What is needed is an exact copy of the whole listing below, with no pictures.
====== The data ======
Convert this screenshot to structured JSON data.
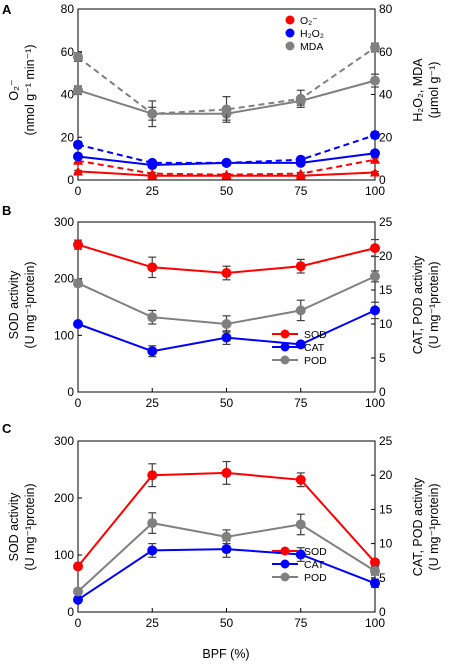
{
  "chart_data": [
    {
      "panel": "A",
      "type": "line",
      "x": [
        0,
        25,
        50,
        75,
        100
      ],
      "xticks": [
        "0",
        "25",
        "50",
        "75",
        "100"
      ],
      "ylim_left": [
        0,
        80
      ],
      "yticks_left": [
        "0",
        "20",
        "40",
        "60",
        "80"
      ],
      "ylim_right": [
        0,
        80
      ],
      "yticks_right": [
        "0",
        "20",
        "40",
        "60",
        "80"
      ],
      "ylabel_left": [
        "O₂⁻",
        "(nmol g⁻¹ min⁻¹)"
      ],
      "ylabel_right": "H₂O₂, MDA",
      "ylabel_right_units": "(μmol g⁻¹)",
      "legend_position": "top-right",
      "legend": [
        {
          "label": "O₂⁻",
          "color": "#ff0000"
        },
        {
          "label": "H₂O₂",
          "color": "#0000ff"
        },
        {
          "label": "MDA",
          "color": "#808080"
        }
      ],
      "series": [
        {
          "color": "#ff0000",
          "axis": "left",
          "dash": false,
          "marker": "triangle",
          "values": [
            4,
            2,
            2,
            2,
            3.5
          ],
          "err": [
            0.5,
            0.4,
            0.4,
            0.4,
            0.5
          ]
        },
        {
          "color": "#ff0000",
          "axis": "left",
          "dash": true,
          "marker": "triangle",
          "values": [
            9,
            3,
            2.5,
            3,
            9.5
          ],
          "err": [
            0.8,
            0.5,
            0.5,
            0.5,
            0.8
          ]
        },
        {
          "color": "#0000ff",
          "axis": "right",
          "dash": false,
          "marker": "circle",
          "values": [
            11,
            7,
            8,
            8,
            12.5
          ],
          "err": [
            1,
            1,
            1,
            1,
            1.2
          ]
        },
        {
          "color": "#0000ff",
          "axis": "right",
          "dash": true,
          "marker": "circle",
          "values": [
            16.5,
            8,
            8,
            9.5,
            21
          ],
          "err": [
            1.5,
            1,
            1,
            1,
            1.5
          ]
        },
        {
          "color": "#808080",
          "axis": "right",
          "dash": false,
          "marker": "circle",
          "values": [
            42,
            31,
            31,
            37,
            46.5
          ],
          "err": [
            2,
            3,
            3,
            2,
            3
          ]
        },
        {
          "color": "#808080",
          "axis": "right",
          "dash": true,
          "marker": "circle",
          "values": [
            57.5,
            31,
            33,
            38,
            62
          ],
          "err": [
            2,
            6,
            6,
            4,
            2
          ]
        }
      ]
    },
    {
      "panel": "B",
      "type": "line",
      "x": [
        0,
        25,
        50,
        75,
        100
      ],
      "xticks": [
        "0",
        "25",
        "50",
        "75",
        "100"
      ],
      "ylim_left": [
        0,
        300
      ],
      "yticks_left": [
        "0",
        "100",
        "200",
        "300"
      ],
      "ylim_right": [
        0,
        25
      ],
      "yticks_right": [
        "0",
        "5",
        "10",
        "15",
        "20",
        "25"
      ],
      "ylabel_left": [
        "SOD activity",
        "(U mg⁻¹protein)"
      ],
      "ylabel_right": "CAT, POD activity",
      "ylabel_right_units": "(U mg⁻¹protein)",
      "legend_position": "bottom-right",
      "legend": [
        {
          "label": "SOD",
          "color": "#ff0000"
        },
        {
          "label": "CAT",
          "color": "#0000ff"
        },
        {
          "label": "POD",
          "color": "#808080"
        }
      ],
      "series": [
        {
          "name": "SOD",
          "color": "#ff0000",
          "axis": "left",
          "dash": false,
          "marker": "circle",
          "values": [
            260,
            220,
            210,
            222,
            254
          ],
          "err": [
            8,
            18,
            12,
            12,
            15
          ]
        },
        {
          "name": "CAT",
          "color": "#0000ff",
          "axis": "right",
          "dash": false,
          "marker": "circle",
          "values": [
            10,
            6,
            8,
            7,
            12
          ],
          "err": [
            0.3,
            0.8,
            1,
            0.3,
            1.2
          ]
        },
        {
          "name": "POD",
          "color": "#808080",
          "axis": "right",
          "dash": false,
          "marker": "circle",
          "values": [
            16,
            11,
            10,
            12,
            17
          ],
          "err": [
            0.5,
            1,
            1.2,
            1.5,
            0.8
          ]
        }
      ]
    },
    {
      "panel": "C",
      "type": "line",
      "x": [
        0,
        25,
        50,
        75,
        100
      ],
      "xticks": [
        "0",
        "25",
        "50",
        "75",
        "100"
      ],
      "xlabel": "BPF (%)",
      "ylim_left": [
        0,
        300
      ],
      "yticks_left": [
        "0",
        "100",
        "200",
        "300"
      ],
      "ylim_right": [
        0,
        25
      ],
      "yticks_right": [
        "0",
        "5",
        "10",
        "15",
        "20",
        "25"
      ],
      "ylabel_left": [
        "SOD activity",
        "(U mg⁻¹protein)"
      ],
      "ylabel_right": "CAT, POD activity",
      "ylabel_right_units": "(U mg⁻¹protein)",
      "legend_position": "bottom-right",
      "legend": [
        {
          "label": "SOD",
          "color": "#ff0000"
        },
        {
          "label": "CAT",
          "color": "#0000ff"
        },
        {
          "label": "POD",
          "color": "#808080"
        }
      ],
      "series": [
        {
          "name": "SOD",
          "color": "#ff0000",
          "axis": "left",
          "dash": false,
          "marker": "circle",
          "values": [
            80,
            240,
            244,
            232,
            87
          ],
          "err": [
            5,
            20,
            20,
            12,
            5
          ]
        },
        {
          "name": "CAT",
          "color": "#0000ff",
          "axis": "right",
          "dash": false,
          "marker": "circle",
          "values": [
            1.8,
            9,
            9.2,
            8.4,
            4.2
          ],
          "err": [
            0.3,
            1,
            1.2,
            1,
            0.6
          ]
        },
        {
          "name": "POD",
          "color": "#808080",
          "axis": "right",
          "dash": false,
          "marker": "circle",
          "values": [
            3,
            13,
            11,
            12.8,
            6
          ],
          "err": [
            0.4,
            1.5,
            1,
            1.5,
            0.6
          ]
        }
      ]
    }
  ]
}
======
__Answer to this problem__:
Convert this screenshot to structured JSON data.
{
  "chart_data": [
    {
      "panel": "A",
      "type": "line",
      "x": [
        0,
        25,
        50,
        75,
        100
      ],
      "xticks": [
        "0",
        "25",
        "50",
        "75",
        "100"
      ],
      "ylim_left": [
        0,
        80
      ],
      "yticks_left": [
        "0",
        "20",
        "40",
        "60",
        "80"
      ],
      "ylim_right": [
        0,
        80
      ],
      "yticks_right": [
        "0",
        "20",
        "40",
        "60",
        "80"
      ],
      "ylabel_left": [
        "O₂⁻",
        "(nmol g⁻¹ min⁻¹)"
      ],
      "ylabel_right": "H₂O₂, MDA",
      "ylabel_right_units": "(μmol g⁻¹)",
      "legend_position": "top-right",
      "legend": [
        {
          "label": "O₂⁻",
          "color": "#ff0000"
        },
        {
          "label": "H₂O₂",
          "color": "#0000ff"
        },
        {
          "label": "MDA",
          "color": "#808080"
        }
      ],
      "series": [
        {
          "color": "#ff0000",
          "axis": "left",
          "dash": false,
          "marker": "triangle",
          "values": [
            4,
            2,
            2,
            2,
            3.5
          ],
          "err": [
            0.5,
            0.4,
            0.4,
            0.4,
            0.5
          ]
        },
        {
          "color": "#ff0000",
          "axis": "left",
          "dash": true,
          "marker": "triangle",
          "values": [
            9,
            3,
            2.5,
            3,
            9.5
          ],
          "err": [
            0.8,
            0.5,
            0.5,
            0.5,
            0.8
          ]
        },
        {
          "color": "#0000ff",
          "axis": "right",
          "dash": false,
          "marker": "circle",
          "values": [
            11,
            7,
            8,
            8,
            12.5
          ],
          "err": [
            1,
            1,
            1,
            1,
            1.2
          ]
        },
        {
          "color": "#0000ff",
          "axis": "right",
          "dash": true,
          "marker": "circle",
          "values": [
            16.5,
            8,
            8,
            9.5,
            21
          ],
          "err": [
            1.5,
            1,
            1,
            1,
            1.5
          ]
        },
        {
          "color": "#808080",
          "axis": "right",
          "dash": false,
          "marker": "circle",
          "values": [
            42,
            31,
            31,
            37,
            46.5
          ],
          "err": [
            2,
            3,
            3,
            2,
            3
          ]
        },
        {
          "color": "#808080",
          "axis": "right",
          "dash": true,
          "marker": "circle",
          "values": [
            57.5,
            31,
            33,
            38,
            62
          ],
          "err": [
            2,
            6,
            6,
            4,
            2
          ]
        }
      ]
    },
    {
      "panel": "B",
      "type": "line",
      "x": [
        0,
        25,
        50,
        75,
        100
      ],
      "xticks": [
        "0",
        "25",
        "50",
        "75",
        "100"
      ],
      "ylim_left": [
        0,
        300
      ],
      "yticks_left": [
        "0",
        "100",
        "200",
        "300"
      ],
      "ylim_right": [
        0,
        25
      ],
      "yticks_right": [
        "0",
        "5",
        "10",
        "15",
        "20",
        "25"
      ],
      "ylabel_left": [
        "SOD activity",
        "(U mg⁻¹protein)"
      ],
      "ylabel_right": "CAT, POD activity",
      "ylabel_right_units": "(U mg⁻¹protein)",
      "legend_position": "bottom-right",
      "legend": [
        {
          "label": "SOD",
          "color": "#ff0000"
        },
        {
          "label": "CAT",
          "color": "#0000ff"
        },
        {
          "label": "POD",
          "color": "#808080"
        }
      ],
      "series": [
        {
          "name": "SOD",
          "color": "#ff0000",
          "axis": "left",
          "dash": false,
          "marker": "circle",
          "values": [
            260,
            220,
            210,
            222,
            254
          ],
          "err": [
            8,
            18,
            12,
            12,
            15
          ]
        },
        {
          "name": "CAT",
          "color": "#0000ff",
          "axis": "right",
          "dash": false,
          "marker": "circle",
          "values": [
            10,
            6,
            8,
            7,
            12
          ],
          "err": [
            0.3,
            0.8,
            1,
            0.3,
            1.2
          ]
        },
        {
          "name": "POD",
          "color": "#808080",
          "axis": "right",
          "dash": false,
          "marker": "circle",
          "values": [
            16,
            11,
            10,
            12,
            17
          ],
          "err": [
            0.5,
            1,
            1.2,
            1.5,
            0.8
          ]
        }
      ]
    },
    {
      "panel": "C",
      "type": "line",
      "x": [
        0,
        25,
        50,
        75,
        100
      ],
      "xticks": [
        "0",
        "25",
        "50",
        "75",
        "100"
      ],
      "xlabel": "BPF (%)",
      "ylim_left": [
        0,
        300
      ],
      "yticks_left": [
        "0",
        "100",
        "200",
        "300"
      ],
      "ylim_right": [
        0,
        25
      ],
      "yticks_right": [
        "0",
        "5",
        "10",
        "15",
        "20",
        "25"
      ],
      "ylabel_left": [
        "SOD activity",
        "(U mg⁻¹protein)"
      ],
      "ylabel_right": "CAT, POD activity",
      "ylabel_right_units": "(U mg⁻¹protein)",
      "legend_position": "bottom-right",
      "legend": [
        {
          "label": "SOD",
          "color": "#ff0000"
        },
        {
          "label": "CAT",
          "color": "#0000ff"
        },
        {
          "label": "POD",
          "color": "#808080"
        }
      ],
      "series": [
        {
          "name": "SOD",
          "color": "#ff0000",
          "axis": "left",
          "dash": false,
          "marker": "circle",
          "values": [
            80,
            240,
            244,
            232,
            87
          ],
          "err": [
            5,
            20,
            20,
            12,
            5
          ]
        },
        {
          "name": "CAT",
          "color": "#0000ff",
          "axis": "right",
          "dash": false,
          "marker": "circle",
          "values": [
            1.8,
            9,
            9.2,
            8.4,
            4.2
          ],
          "err": [
            0.3,
            1,
            1.2,
            1,
            0.6
          ]
        },
        {
          "name": "POD",
          "color": "#808080",
          "axis": "right",
          "dash": false,
          "marker": "circle",
          "values": [
            3,
            13,
            11,
            12.8,
            6
          ],
          "err": [
            0.4,
            1.5,
            1,
            1.5,
            0.6
          ]
        }
      ]
    }
  ]
}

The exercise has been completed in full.